- **GOAL OF THE EXERCISE**
Scan the listing below and copy every line holding "cutâneas".

▽

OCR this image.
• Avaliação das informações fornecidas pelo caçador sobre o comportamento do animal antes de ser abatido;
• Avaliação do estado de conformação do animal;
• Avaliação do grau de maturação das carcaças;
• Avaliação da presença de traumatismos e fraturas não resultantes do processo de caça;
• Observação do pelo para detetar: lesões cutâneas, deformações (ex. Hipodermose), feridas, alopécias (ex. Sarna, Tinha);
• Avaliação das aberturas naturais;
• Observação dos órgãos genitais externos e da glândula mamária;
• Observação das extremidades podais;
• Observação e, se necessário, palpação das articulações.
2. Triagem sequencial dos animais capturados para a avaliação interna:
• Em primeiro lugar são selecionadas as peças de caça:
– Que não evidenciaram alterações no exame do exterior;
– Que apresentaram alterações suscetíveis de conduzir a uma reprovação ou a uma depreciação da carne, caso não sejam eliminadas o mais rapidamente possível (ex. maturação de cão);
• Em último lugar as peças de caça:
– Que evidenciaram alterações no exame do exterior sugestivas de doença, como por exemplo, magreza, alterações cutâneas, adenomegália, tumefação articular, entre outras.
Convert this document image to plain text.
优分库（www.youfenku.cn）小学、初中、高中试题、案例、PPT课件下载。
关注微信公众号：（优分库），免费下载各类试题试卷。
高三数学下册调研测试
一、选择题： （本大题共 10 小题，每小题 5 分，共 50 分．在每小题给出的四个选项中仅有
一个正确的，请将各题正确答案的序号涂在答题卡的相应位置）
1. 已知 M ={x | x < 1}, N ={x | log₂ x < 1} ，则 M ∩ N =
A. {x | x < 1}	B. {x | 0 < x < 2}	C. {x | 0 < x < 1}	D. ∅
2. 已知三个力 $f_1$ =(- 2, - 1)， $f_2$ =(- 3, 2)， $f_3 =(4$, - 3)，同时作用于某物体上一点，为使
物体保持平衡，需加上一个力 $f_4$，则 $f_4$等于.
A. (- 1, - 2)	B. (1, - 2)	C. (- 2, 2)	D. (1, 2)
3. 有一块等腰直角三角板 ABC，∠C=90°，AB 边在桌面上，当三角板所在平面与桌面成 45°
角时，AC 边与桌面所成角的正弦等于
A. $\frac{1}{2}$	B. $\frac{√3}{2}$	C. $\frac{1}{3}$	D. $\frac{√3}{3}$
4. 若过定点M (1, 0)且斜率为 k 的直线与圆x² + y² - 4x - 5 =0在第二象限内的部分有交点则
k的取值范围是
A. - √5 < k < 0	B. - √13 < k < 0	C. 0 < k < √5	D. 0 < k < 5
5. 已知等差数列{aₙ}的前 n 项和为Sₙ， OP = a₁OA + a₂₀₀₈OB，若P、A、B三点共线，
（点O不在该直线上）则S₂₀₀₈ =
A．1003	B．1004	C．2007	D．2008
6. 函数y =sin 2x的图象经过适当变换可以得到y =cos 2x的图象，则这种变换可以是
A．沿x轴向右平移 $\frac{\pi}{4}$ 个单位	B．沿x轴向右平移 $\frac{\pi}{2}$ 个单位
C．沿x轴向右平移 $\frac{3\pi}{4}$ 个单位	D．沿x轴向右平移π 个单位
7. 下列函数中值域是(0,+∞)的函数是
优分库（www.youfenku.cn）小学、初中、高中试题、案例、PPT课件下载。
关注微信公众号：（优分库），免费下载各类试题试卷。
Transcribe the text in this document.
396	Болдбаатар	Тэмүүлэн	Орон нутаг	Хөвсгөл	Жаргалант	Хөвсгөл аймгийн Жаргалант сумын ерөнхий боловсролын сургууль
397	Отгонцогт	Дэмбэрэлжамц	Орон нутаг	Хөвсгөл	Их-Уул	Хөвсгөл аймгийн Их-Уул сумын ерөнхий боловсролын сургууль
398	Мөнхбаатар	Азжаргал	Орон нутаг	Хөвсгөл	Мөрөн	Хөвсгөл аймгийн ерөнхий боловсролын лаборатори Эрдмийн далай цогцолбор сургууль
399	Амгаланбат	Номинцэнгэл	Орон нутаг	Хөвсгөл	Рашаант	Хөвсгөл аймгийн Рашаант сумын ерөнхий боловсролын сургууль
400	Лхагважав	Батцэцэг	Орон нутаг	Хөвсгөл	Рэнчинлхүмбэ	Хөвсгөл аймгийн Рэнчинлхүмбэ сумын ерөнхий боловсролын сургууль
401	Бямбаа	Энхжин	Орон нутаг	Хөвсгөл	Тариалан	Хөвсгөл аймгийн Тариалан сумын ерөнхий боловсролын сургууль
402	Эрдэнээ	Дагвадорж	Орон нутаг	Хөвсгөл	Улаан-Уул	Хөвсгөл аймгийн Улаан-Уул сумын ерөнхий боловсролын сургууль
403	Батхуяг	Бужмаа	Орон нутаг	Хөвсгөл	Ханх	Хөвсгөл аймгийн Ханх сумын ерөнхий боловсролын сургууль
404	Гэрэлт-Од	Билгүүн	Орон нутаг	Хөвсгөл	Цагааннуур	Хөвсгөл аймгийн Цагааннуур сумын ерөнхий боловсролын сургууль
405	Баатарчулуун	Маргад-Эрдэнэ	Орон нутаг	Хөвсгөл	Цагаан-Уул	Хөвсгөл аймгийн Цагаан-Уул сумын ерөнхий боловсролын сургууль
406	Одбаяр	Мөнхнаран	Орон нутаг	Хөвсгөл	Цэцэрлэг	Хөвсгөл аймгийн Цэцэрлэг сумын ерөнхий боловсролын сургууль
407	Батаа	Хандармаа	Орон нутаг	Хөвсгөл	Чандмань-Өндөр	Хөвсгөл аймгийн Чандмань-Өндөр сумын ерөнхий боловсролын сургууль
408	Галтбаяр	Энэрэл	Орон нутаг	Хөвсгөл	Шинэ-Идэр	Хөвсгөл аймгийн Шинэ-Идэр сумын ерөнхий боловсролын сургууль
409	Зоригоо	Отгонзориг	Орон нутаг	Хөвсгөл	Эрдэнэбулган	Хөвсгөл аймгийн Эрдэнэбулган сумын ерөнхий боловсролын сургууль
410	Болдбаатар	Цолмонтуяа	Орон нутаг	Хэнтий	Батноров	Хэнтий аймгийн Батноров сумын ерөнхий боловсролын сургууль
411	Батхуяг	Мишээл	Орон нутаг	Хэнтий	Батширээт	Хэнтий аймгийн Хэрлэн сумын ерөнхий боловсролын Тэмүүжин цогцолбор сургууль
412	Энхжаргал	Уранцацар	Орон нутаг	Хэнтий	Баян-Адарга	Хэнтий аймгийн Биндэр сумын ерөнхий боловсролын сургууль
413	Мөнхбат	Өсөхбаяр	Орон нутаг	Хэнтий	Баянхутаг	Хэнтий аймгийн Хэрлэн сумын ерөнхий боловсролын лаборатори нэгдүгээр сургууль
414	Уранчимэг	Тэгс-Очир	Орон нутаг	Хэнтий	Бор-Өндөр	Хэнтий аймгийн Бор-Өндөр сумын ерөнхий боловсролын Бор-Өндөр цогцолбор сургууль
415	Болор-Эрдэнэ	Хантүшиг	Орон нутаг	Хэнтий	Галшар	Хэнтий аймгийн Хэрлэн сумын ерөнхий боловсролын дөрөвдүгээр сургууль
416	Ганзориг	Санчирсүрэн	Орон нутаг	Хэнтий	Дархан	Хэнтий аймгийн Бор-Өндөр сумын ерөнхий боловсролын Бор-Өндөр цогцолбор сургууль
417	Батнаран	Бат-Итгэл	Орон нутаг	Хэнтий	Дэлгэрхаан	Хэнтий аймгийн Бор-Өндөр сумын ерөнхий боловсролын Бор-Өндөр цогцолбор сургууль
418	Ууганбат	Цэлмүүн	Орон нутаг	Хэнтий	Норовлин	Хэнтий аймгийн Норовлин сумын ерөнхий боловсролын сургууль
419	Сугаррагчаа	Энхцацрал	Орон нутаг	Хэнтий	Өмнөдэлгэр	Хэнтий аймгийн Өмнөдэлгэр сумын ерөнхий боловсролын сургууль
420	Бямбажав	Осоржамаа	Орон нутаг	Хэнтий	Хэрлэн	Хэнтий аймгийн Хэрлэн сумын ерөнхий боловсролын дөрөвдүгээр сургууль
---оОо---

△

- **SOLVED EXERCISE**
• Observação do pelo para detetar: lesões cutâneas, deformações (ex. Hipodermose), feridas, alopécias (ex. Sarna, Tinha);
– Que evidenciaram alterações no exame do exterior sugestivas de doença, como por exemplo, magreza, alterações cutâneas, adenomegália, tumefação articular, entre outras.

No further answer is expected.